> _WHAT IS EXPECTED_
Give every line below again, exactly.

A run of records
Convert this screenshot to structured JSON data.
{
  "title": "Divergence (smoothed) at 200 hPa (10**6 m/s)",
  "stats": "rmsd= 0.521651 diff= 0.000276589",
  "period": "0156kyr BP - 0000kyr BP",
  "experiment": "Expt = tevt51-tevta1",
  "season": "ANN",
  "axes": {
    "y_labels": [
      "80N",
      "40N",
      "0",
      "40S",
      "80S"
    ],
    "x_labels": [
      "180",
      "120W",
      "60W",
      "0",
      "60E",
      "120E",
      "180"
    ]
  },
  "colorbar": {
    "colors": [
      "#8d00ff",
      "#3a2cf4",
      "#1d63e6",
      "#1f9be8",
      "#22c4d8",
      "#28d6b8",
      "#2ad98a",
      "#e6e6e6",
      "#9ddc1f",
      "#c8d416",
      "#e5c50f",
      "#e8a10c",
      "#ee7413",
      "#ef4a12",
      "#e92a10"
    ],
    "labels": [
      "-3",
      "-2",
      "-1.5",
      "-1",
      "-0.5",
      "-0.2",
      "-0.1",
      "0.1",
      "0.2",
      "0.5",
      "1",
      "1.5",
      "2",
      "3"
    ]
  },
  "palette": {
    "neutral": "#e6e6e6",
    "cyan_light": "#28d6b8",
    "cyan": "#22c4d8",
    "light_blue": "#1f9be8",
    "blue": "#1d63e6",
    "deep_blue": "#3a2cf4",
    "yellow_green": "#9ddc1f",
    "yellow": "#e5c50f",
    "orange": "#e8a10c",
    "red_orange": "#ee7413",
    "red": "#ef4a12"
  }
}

> _FINISHED TASK_
Convert this screenshot to structured JSON data.
{
  "title": "Divergence (smoothed) at 200 hPa (10**6 m/s)",
  "stats": "rmsd= 0.521651 diff= 0.000276589",
  "period": "0156kyr BP - 0000kyr BP",
  "experiment": "Expt = tevt51-tevta1",
  "season": "ANN",
  "axes": {
    "y_labels": [
      "80N",
      "40N",
      "0",
      "40S",
      "80S"
    ],
    "x_labels": [
      "180",
      "120W",
      "60W",
      "0",
      "60E",
      "120E",
      "180"
    ]
  },
  "colorbar": {
    "colors": [
      "#8d00ff",
      "#3a2cf4",
      "#1d63e6",
      "#1f9be8",
      "#22c4d8",
      "#28d6b8",
      "#2ad98a",
      "#e6e6e6",
      "#9ddc1f",
      "#c8d416",
      "#e5c50f",
      "#e8a10c",
      "#ee7413",
      "#ef4a12",
      "#e92a10"
    ],
    "labels": [
      "-3",
      "-2",
      "-1.5",
      "-1",
      "-0.5",
      "-0.2",
      "-0.1",
      "0.1",
      "0.2",
      "0.5",
      "1",
      "1.5",
      "2",
      "3"
    ]
  },
  "palette": {
    "neutral": "#e6e6e6",
    "cyan_light": "#28d6b8",
    "cyan": "#22c4d8",
    "light_blue": "#1f9be8",
    "blue": "#1d63e6",
    "deep_blue": "#3a2cf4",
    "yellow_green": "#9ddc1f",
    "yellow": "#e5c50f",
    "orange": "#e8a10c",
    "red_orange": "#ee7413",
    "red": "#ef4a12"
  }
}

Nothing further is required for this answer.